*TASK INSTRUCTIONS*
Can you retype only the lines from the one with "Output a JSON" through the final line of the material, exactly as given?

(Stored data)

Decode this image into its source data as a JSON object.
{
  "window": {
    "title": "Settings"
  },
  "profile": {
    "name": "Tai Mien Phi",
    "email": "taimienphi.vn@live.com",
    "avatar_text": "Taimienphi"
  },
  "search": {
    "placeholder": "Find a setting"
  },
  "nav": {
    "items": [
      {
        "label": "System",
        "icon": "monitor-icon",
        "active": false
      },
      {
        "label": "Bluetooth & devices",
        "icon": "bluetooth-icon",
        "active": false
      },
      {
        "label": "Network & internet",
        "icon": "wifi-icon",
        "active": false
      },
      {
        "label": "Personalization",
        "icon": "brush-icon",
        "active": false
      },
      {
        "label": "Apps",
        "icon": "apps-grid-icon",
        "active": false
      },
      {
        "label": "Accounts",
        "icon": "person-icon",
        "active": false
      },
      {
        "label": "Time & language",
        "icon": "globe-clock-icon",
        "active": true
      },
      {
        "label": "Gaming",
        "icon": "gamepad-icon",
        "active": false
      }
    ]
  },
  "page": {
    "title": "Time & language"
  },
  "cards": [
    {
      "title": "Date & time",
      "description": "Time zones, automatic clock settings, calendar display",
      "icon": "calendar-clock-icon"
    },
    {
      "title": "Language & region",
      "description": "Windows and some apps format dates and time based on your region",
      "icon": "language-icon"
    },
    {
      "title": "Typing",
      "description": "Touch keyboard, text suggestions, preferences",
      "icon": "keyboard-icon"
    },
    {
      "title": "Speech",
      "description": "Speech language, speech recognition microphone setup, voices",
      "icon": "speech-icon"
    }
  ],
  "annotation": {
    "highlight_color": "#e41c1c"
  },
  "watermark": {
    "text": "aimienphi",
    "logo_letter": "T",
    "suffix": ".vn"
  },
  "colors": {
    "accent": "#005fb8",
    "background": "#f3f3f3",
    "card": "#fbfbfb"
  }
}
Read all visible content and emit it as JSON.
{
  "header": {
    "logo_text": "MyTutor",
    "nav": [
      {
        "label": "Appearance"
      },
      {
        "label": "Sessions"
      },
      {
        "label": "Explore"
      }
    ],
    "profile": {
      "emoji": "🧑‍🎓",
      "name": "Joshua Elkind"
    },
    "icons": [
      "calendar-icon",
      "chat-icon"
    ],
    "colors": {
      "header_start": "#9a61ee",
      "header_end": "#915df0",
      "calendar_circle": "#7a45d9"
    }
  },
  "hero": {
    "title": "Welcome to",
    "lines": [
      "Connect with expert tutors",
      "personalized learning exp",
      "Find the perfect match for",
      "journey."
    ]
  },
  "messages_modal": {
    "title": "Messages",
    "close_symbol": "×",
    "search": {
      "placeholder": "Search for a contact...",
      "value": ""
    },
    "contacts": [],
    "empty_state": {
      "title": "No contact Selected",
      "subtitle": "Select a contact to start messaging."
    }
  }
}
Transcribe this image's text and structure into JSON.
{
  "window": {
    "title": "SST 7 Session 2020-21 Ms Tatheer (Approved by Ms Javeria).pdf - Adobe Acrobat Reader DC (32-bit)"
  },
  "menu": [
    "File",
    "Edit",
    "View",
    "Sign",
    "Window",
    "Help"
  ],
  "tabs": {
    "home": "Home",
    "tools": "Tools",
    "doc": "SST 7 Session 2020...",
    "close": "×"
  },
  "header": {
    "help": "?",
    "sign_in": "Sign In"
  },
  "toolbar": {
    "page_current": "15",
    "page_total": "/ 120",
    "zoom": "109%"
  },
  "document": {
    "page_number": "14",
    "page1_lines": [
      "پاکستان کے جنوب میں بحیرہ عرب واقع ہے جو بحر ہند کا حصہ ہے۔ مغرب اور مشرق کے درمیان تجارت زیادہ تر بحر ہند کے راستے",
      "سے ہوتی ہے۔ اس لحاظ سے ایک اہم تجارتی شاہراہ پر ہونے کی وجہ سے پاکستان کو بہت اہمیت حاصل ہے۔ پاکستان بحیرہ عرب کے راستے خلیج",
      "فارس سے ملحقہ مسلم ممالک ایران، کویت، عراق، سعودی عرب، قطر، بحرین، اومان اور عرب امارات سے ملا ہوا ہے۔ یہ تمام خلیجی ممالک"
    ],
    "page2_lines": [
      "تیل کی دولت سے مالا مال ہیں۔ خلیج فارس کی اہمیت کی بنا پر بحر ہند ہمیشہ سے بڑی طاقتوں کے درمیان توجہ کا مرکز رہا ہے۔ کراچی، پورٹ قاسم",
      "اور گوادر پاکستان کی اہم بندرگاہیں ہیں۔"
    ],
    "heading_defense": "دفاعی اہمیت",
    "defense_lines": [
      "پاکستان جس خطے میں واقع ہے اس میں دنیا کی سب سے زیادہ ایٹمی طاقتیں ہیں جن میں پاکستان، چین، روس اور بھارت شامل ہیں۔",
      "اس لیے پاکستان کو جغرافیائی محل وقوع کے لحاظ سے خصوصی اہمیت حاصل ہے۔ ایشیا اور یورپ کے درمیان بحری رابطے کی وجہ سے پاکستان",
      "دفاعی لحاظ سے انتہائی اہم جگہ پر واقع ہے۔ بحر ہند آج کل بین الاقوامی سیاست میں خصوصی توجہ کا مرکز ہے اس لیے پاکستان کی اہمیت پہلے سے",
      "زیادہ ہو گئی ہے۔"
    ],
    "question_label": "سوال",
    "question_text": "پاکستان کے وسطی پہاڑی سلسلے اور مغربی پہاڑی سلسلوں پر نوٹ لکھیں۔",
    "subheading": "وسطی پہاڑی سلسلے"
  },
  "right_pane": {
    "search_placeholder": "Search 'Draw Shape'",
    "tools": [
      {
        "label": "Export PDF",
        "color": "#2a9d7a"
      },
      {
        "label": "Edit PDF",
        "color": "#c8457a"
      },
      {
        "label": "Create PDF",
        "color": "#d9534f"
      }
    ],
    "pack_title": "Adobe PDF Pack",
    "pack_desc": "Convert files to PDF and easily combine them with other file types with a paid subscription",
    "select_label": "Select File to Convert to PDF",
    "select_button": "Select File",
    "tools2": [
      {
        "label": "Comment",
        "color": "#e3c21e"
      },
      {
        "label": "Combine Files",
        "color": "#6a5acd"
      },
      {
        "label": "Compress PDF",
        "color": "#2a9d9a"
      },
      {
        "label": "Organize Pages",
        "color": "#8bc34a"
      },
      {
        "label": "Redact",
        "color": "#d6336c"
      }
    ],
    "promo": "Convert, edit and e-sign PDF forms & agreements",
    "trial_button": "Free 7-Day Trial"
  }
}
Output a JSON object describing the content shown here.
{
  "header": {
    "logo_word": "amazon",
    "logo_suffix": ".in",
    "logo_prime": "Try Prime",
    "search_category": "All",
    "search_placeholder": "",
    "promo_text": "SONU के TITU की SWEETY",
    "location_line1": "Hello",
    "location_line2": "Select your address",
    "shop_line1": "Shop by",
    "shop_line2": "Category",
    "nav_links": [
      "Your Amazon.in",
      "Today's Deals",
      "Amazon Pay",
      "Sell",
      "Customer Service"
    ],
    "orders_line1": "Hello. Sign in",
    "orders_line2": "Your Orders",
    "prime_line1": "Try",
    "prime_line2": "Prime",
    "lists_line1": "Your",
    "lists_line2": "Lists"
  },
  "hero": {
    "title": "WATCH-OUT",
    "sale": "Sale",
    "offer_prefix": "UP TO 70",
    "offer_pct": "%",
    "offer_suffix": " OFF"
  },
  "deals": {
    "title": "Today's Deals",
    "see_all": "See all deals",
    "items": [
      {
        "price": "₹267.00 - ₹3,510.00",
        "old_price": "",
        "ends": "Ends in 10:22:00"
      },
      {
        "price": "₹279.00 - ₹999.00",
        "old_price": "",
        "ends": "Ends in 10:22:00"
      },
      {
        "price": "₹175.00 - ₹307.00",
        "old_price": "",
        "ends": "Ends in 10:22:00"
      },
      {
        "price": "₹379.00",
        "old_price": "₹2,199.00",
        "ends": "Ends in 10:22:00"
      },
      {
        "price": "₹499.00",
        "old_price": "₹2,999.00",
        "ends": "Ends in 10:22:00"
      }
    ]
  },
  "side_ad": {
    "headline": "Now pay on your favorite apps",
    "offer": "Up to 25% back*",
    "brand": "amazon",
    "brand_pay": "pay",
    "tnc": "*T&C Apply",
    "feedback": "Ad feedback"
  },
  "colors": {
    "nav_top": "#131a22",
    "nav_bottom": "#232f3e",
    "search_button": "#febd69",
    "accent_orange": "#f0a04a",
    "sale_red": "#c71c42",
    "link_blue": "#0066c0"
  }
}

*TASK OUTPUT*
Output a JSON object describing the content shown here.
{
  "header": {
    "logo_word": "amazon",
    "logo_suffix": ".in",
    "logo_prime": "Try Prime",
    "search_category": "All",
    "search_placeholder": "",
    "promo_text": "SONU के TITU की SWEETY",
    "location_line1": "Hello",
    "location_line2": "Select your address",
    "shop_line1": "Shop by",
    "shop_line2": "Category",
    "nav_links": [
      "Your Amazon.in",
      "Today's Deals",
      "Amazon Pay",
      "Sell",
      "Customer Service"
    ],
    "orders_line1": "Hello. Sign in",
    "orders_line2": "Your Orders",
    "prime_line1": "Try",
    "prime_line2": "Prime",
    "lists_line1": "Your",
    "lists_line2": "Lists"
  },
  "hero": {
    "title": "WATCH-OUT",
    "sale": "Sale",
    "offer_prefix": "UP TO 70",
    "offer_pct": "%",
    "offer_suffix": " OFF"
  },
  "deals": {
    "title": "Today's Deals",
    "see_all": "See all deals",
    "items": [
      {
        "price": "₹267.00 - ₹3,510.00",
        "old_price": "",
        "ends": "Ends in 10:22:00"
      },
      {
        "price": "₹279.00 - ₹999.00",
        "old_price": "",
        "ends": "Ends in 10:22:00"
      },
      {
        "price": "₹175.00 - ₹307.00",
        "old_price": "",
        "ends": "Ends in 10:22:00"
      },
      {
        "price": "₹379.00",
        "old_price": "₹2,199.00",
        "ends": "Ends in 10:22:00"
      },
      {
        "price": "₹499.00",
        "old_price": "₹2,999.00",
        "ends": "Ends in 10:22:00"
      }
    ]
  },
  "side_ad": {
    "headline": "Now pay on your favorite apps",
    "offer": "Up to 25% back*",
    "brand": "amazon",
    "brand_pay": "pay",
    "tnc": "*T&C Apply",
    "feedback": "Ad feedback"
  },
  "colors": {
    "nav_top": "#131a22",
    "nav_bottom": "#232f3e",
    "search_button": "#febd69",
    "accent_orange": "#f0a04a",
    "sale_red": "#c71c42",
    "link_blue": "#0066c0"
  }
}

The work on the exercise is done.